## DATASET EXCERPTS

+++++

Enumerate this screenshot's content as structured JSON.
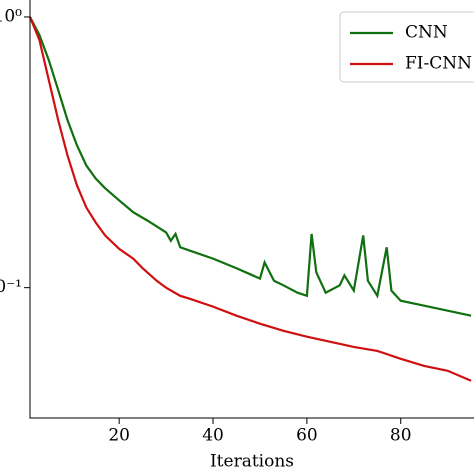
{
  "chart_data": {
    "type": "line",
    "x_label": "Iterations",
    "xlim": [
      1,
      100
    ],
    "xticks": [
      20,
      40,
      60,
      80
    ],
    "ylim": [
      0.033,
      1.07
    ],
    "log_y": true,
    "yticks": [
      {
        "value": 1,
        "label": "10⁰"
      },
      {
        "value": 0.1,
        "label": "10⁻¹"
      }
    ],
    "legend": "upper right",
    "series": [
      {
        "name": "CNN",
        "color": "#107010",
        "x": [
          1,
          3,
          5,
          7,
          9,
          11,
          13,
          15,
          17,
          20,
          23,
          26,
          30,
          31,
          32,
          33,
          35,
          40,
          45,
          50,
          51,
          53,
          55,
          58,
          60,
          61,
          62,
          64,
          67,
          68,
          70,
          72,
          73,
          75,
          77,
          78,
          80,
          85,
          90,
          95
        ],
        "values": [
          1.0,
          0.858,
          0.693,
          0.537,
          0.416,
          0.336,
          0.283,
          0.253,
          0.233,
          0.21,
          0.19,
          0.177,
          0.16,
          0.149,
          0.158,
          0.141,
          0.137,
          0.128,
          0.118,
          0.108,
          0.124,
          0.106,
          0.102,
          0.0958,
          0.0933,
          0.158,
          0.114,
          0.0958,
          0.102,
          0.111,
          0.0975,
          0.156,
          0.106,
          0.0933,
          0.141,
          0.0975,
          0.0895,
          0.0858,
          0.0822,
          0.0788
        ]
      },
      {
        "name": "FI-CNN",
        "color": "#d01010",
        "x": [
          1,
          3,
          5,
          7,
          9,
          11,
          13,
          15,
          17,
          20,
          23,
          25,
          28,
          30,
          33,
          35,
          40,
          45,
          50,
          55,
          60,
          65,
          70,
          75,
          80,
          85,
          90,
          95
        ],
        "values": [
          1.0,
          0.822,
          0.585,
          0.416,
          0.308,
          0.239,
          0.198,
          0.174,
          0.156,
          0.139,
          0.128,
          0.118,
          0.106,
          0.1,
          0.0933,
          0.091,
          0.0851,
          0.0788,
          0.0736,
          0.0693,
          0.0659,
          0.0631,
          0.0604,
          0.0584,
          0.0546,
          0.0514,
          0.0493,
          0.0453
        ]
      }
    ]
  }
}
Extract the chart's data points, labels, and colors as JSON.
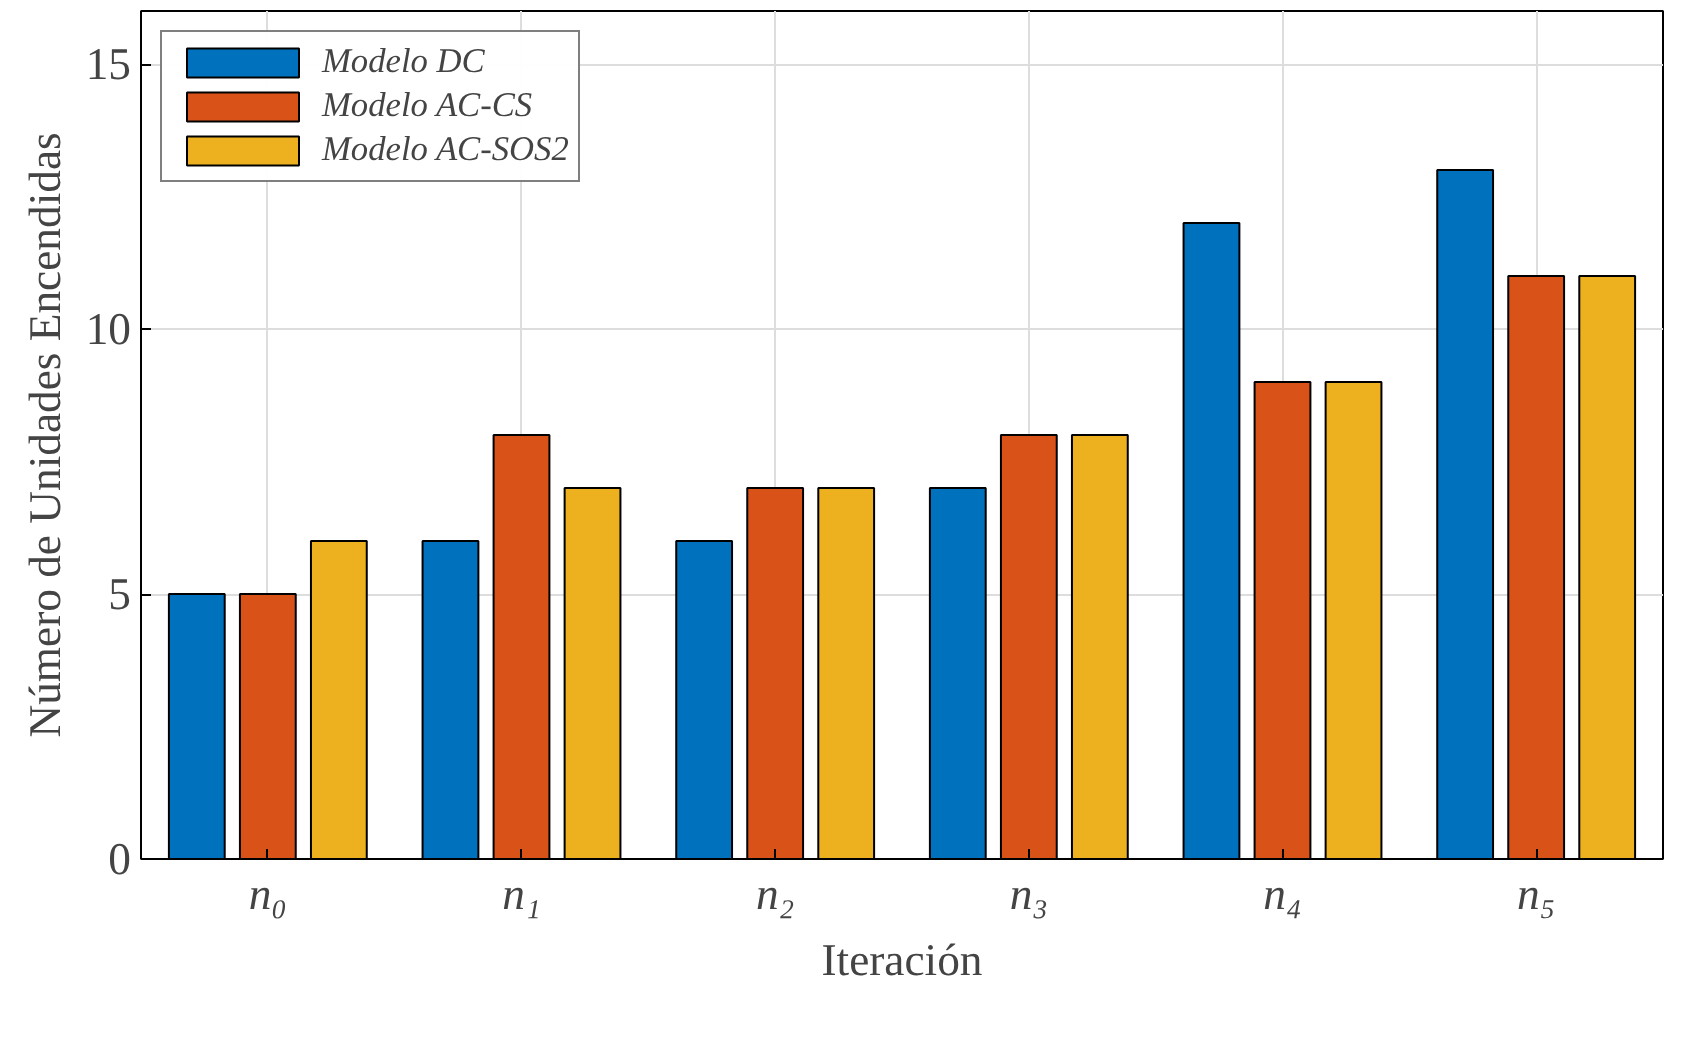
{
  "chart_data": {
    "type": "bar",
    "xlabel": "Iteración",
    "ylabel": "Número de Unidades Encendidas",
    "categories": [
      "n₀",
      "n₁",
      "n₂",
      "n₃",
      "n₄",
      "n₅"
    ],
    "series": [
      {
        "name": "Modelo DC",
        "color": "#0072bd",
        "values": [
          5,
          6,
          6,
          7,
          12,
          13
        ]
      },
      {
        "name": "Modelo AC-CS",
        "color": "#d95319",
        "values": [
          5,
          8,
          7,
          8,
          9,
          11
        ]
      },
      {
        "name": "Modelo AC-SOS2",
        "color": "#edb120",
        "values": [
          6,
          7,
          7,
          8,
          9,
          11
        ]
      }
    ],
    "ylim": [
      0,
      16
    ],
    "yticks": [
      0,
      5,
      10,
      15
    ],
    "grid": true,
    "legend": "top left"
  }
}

+++++

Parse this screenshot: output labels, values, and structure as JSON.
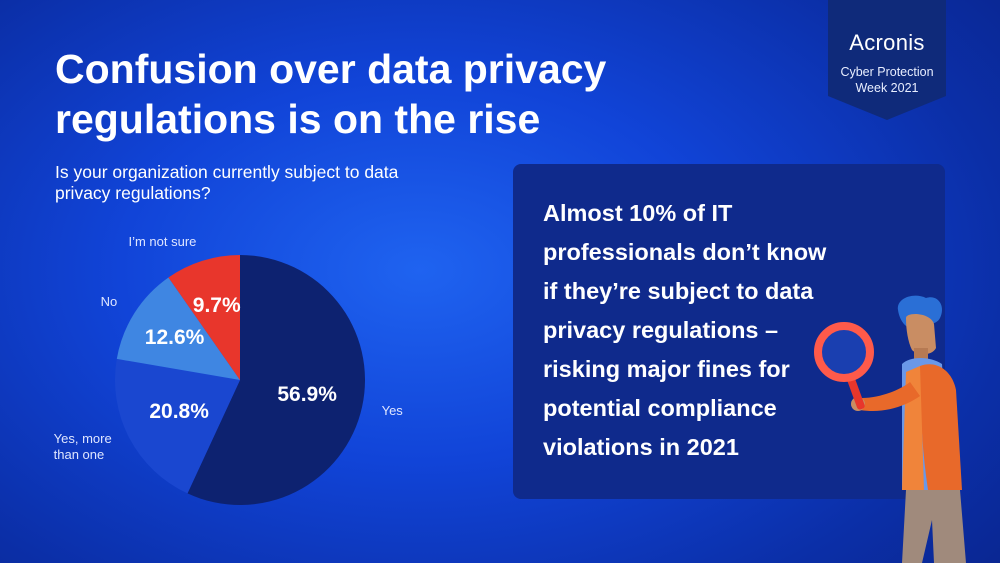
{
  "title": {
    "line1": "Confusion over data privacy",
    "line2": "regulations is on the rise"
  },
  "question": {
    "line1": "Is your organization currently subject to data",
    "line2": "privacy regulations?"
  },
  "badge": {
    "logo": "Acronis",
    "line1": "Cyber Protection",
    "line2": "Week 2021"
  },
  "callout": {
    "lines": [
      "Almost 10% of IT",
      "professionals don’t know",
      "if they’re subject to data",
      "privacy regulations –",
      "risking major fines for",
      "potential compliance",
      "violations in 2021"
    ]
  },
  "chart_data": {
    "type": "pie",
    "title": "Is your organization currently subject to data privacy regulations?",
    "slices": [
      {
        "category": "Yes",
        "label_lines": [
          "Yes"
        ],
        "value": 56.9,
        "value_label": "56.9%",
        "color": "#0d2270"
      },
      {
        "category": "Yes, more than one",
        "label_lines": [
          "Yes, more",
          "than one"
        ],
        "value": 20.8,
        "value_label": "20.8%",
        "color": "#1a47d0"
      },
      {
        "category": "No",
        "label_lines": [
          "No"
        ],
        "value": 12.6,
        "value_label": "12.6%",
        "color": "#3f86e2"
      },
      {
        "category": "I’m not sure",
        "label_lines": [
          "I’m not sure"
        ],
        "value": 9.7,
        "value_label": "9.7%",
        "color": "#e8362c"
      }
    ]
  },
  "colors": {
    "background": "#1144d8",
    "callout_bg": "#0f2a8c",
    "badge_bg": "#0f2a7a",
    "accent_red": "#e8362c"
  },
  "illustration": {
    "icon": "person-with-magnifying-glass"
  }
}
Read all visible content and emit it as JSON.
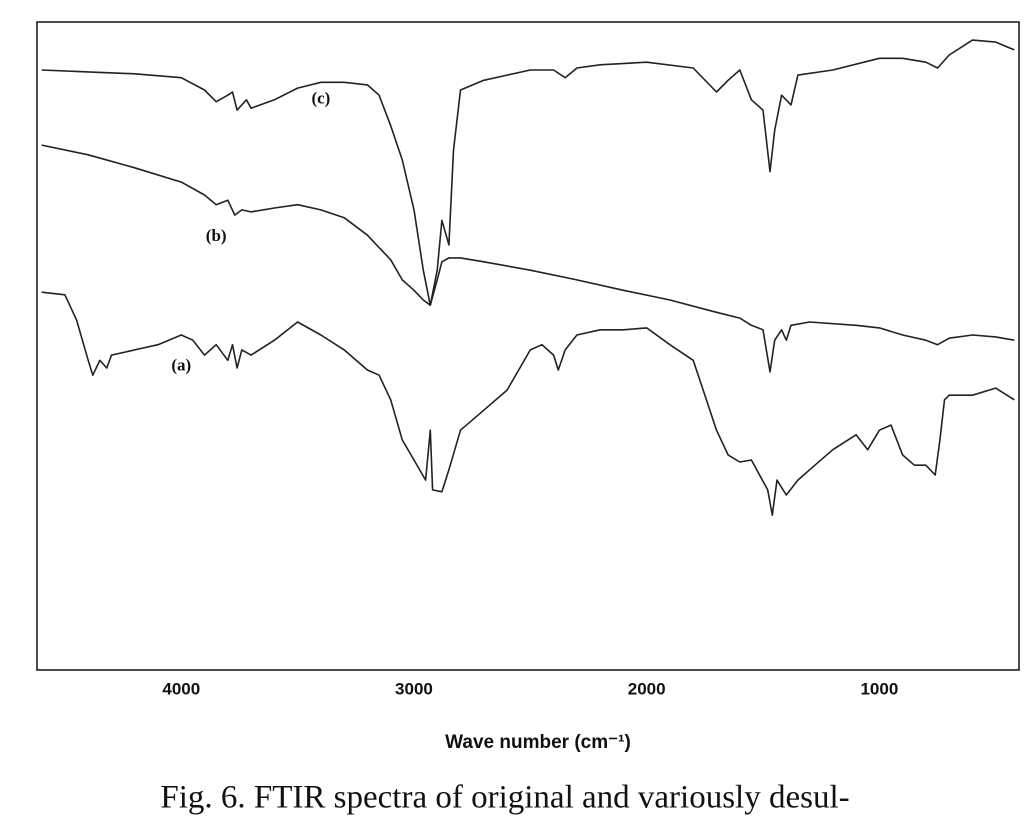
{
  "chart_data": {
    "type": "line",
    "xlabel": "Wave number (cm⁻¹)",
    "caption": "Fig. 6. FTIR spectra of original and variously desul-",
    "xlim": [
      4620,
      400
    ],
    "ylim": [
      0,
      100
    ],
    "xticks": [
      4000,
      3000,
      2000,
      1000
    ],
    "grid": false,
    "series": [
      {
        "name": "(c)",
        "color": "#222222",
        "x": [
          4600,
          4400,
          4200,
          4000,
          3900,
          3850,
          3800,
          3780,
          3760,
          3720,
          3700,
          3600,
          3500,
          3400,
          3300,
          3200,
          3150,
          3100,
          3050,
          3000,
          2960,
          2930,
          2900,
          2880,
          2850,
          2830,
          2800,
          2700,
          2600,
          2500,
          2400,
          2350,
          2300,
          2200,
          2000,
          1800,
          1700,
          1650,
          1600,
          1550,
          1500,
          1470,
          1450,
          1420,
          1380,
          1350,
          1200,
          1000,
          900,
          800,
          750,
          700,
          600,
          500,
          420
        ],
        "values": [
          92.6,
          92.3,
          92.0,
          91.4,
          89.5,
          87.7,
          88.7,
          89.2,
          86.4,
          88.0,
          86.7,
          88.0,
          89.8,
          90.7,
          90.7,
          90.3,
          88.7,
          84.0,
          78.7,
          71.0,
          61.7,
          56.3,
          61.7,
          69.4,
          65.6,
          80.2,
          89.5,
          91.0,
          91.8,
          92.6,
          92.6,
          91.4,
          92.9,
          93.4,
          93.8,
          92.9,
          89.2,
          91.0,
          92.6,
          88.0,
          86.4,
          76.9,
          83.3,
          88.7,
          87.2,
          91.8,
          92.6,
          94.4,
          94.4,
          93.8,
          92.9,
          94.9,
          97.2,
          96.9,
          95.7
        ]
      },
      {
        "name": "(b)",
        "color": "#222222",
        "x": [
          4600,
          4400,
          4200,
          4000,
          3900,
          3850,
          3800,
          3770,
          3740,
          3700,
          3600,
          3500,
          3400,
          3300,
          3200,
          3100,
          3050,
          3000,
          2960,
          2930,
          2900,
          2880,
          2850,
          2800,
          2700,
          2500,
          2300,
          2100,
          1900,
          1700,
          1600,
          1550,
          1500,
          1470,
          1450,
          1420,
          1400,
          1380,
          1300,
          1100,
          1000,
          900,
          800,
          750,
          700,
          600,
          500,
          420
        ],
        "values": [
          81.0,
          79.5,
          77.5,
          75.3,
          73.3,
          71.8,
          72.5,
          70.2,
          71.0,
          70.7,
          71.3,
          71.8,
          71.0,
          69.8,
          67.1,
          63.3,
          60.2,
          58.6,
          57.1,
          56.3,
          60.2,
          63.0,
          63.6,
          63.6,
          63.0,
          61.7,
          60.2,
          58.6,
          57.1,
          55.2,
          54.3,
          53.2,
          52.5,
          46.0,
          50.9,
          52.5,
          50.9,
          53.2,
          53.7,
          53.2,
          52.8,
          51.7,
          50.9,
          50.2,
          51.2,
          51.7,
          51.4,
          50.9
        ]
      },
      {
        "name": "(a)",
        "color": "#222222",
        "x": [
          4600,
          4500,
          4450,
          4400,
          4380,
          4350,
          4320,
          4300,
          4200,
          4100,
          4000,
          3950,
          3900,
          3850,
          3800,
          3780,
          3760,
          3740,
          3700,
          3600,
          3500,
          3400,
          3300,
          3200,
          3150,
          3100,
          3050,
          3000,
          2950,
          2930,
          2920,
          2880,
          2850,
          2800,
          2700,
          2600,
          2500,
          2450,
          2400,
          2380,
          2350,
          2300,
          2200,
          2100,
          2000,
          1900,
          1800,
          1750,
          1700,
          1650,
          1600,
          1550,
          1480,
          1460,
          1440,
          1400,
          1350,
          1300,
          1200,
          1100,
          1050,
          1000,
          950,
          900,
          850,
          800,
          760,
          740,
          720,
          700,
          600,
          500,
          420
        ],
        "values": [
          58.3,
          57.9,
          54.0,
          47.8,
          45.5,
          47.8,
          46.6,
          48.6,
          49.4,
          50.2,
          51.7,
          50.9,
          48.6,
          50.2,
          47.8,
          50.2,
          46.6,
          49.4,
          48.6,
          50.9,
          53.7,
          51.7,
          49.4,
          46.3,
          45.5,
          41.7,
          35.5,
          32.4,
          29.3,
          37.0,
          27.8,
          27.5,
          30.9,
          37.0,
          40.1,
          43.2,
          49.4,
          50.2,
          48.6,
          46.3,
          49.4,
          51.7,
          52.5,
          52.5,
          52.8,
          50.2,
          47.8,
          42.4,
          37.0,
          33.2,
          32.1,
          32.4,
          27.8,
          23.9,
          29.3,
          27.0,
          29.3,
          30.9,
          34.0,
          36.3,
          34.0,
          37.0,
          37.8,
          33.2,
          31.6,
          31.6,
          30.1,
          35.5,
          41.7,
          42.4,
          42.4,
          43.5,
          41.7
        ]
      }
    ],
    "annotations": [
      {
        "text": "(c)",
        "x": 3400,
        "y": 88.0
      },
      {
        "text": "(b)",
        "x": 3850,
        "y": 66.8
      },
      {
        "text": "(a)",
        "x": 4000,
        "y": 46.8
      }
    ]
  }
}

+++++

Show, from the material above, each line that includes the string "JSON".

## WRITTEN RESPONSE
Enumerate this screenshot's content as structured JSON.
Extract the chart's data points, labels, and colors as JSON.
Parse this screenshot: output labels, values, and structure as JSON.
Read all visible content and emit it as JSON.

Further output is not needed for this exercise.